[Stored data]
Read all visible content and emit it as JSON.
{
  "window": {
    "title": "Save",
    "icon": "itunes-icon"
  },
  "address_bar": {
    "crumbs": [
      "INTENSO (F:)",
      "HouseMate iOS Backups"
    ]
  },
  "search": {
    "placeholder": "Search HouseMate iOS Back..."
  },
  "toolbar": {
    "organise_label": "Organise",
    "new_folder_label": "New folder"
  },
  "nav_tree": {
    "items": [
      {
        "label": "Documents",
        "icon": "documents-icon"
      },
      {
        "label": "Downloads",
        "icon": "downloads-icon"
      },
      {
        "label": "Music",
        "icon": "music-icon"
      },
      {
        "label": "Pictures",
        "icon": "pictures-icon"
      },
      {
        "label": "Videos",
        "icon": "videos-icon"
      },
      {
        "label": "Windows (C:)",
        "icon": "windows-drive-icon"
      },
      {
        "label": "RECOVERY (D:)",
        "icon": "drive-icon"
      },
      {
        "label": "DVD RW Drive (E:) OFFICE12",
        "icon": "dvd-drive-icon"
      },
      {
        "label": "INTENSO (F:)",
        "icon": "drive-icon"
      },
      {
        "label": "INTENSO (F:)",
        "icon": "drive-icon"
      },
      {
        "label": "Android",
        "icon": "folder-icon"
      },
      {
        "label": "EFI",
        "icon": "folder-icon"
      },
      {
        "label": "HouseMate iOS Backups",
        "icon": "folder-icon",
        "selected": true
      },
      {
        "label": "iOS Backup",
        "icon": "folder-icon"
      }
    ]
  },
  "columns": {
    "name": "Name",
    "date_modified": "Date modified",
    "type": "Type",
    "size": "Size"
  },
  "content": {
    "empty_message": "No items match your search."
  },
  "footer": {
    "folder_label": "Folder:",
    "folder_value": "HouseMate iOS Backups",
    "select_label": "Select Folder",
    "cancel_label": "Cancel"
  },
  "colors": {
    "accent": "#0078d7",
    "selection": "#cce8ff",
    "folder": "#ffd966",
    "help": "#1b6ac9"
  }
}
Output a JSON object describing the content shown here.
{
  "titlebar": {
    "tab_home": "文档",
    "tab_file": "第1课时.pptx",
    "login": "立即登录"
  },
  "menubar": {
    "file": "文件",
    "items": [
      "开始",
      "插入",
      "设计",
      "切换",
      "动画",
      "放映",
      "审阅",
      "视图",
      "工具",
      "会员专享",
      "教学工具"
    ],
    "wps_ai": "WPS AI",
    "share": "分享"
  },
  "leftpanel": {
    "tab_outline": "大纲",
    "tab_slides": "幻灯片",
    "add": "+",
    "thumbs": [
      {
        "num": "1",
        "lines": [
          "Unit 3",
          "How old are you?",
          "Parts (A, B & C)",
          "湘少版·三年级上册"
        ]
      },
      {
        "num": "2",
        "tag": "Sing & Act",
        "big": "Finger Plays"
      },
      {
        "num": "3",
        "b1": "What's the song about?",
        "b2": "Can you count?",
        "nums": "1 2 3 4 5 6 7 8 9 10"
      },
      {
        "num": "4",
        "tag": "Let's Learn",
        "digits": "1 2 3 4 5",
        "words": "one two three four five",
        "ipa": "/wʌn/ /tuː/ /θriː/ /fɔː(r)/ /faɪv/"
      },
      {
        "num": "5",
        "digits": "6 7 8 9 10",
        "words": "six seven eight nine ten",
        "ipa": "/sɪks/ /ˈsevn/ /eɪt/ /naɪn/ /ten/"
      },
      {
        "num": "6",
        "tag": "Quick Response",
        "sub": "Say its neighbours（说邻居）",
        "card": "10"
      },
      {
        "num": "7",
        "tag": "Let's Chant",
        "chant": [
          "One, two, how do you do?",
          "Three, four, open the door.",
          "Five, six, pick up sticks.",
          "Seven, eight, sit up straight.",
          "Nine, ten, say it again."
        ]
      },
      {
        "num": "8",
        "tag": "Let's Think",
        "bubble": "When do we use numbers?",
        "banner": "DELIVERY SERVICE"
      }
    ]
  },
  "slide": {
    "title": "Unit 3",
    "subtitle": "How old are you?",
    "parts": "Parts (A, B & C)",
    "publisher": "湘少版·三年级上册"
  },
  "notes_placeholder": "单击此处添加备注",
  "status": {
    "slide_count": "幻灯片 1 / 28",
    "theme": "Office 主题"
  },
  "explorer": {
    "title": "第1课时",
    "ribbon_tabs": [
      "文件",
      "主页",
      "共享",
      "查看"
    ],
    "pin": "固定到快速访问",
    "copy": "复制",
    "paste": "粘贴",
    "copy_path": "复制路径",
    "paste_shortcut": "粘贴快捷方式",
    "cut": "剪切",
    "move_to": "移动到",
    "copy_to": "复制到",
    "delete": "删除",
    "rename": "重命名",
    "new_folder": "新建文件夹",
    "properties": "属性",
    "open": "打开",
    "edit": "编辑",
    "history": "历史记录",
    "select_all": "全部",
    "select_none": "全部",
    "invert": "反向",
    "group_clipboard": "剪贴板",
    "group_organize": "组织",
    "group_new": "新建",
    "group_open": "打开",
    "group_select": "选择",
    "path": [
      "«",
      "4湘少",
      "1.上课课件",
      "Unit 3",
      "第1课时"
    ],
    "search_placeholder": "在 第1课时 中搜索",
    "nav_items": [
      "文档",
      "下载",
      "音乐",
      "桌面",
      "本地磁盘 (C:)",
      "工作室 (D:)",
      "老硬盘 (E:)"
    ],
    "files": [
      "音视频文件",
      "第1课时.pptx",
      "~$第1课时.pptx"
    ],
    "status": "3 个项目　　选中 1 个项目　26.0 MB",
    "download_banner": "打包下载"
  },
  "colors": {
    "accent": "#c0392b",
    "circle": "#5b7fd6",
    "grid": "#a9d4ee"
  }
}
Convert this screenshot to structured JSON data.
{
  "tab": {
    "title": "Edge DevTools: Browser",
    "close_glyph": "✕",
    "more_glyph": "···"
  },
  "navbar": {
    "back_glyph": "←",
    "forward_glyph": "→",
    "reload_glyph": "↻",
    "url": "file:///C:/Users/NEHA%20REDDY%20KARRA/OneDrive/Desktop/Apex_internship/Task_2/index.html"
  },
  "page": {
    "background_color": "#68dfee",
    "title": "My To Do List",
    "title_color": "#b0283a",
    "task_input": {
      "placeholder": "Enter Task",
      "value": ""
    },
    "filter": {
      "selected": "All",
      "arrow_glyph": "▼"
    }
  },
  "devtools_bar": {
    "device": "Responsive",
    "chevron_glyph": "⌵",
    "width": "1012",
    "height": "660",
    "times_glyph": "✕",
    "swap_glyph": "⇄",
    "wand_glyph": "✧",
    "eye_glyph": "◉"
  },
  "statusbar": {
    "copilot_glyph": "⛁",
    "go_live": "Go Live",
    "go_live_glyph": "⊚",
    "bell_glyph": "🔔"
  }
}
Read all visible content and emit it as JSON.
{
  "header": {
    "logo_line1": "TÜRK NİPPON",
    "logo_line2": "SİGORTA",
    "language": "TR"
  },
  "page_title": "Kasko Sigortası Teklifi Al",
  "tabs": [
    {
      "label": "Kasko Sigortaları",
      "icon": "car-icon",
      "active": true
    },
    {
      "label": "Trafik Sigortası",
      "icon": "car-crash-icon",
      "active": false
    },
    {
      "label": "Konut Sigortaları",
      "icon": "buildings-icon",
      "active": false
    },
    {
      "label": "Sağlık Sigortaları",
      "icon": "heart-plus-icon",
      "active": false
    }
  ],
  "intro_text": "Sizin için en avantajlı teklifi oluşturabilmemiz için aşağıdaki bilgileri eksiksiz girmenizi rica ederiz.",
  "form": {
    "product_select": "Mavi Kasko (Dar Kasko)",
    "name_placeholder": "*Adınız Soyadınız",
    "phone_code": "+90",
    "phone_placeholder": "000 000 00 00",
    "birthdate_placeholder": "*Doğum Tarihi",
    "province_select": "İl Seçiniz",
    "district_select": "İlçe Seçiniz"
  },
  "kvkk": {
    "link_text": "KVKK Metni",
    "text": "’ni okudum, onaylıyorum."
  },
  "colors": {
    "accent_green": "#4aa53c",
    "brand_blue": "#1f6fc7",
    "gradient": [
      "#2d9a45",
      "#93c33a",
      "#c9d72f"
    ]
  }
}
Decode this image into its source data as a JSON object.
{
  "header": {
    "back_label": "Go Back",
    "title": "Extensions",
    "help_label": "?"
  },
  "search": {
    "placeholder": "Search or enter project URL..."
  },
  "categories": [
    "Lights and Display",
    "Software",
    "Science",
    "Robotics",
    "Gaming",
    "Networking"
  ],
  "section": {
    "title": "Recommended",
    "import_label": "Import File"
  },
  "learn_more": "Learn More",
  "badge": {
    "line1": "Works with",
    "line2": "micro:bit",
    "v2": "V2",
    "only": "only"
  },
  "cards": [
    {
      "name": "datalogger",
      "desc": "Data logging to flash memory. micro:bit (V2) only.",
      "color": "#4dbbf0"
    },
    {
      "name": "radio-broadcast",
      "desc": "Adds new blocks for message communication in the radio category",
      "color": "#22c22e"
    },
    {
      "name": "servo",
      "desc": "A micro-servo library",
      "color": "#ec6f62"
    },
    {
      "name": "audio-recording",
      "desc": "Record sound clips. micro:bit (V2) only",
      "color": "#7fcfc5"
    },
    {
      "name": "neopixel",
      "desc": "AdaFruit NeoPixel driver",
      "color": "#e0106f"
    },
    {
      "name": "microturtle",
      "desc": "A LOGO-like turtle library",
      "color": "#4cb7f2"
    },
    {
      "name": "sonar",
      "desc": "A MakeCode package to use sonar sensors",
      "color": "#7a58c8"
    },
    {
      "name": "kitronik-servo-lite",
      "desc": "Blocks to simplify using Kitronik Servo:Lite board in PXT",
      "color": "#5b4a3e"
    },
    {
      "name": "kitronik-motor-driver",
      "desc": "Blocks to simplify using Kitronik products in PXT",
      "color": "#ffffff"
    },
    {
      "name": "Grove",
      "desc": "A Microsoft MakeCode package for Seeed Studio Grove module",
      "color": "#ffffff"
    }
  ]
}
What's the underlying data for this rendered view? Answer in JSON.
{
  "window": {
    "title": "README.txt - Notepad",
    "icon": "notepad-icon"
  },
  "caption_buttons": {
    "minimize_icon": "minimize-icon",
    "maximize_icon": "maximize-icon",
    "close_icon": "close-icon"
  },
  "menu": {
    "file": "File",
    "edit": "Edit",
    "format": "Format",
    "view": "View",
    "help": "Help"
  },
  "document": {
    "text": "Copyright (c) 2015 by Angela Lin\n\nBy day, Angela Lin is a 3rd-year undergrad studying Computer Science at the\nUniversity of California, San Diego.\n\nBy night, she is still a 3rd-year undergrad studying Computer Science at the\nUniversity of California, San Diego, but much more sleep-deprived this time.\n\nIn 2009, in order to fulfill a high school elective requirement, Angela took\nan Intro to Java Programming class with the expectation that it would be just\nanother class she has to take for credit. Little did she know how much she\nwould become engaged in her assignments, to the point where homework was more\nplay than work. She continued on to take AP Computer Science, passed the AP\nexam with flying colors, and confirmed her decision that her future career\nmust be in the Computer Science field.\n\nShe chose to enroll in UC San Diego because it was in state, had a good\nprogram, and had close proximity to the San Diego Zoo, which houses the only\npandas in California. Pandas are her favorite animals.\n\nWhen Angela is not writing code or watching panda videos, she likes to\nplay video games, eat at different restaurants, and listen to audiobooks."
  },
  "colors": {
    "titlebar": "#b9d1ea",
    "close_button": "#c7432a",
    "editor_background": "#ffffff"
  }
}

*Written request*
Give nothing but the count of lines in the listing above that hold the string "using".

*Full response*
2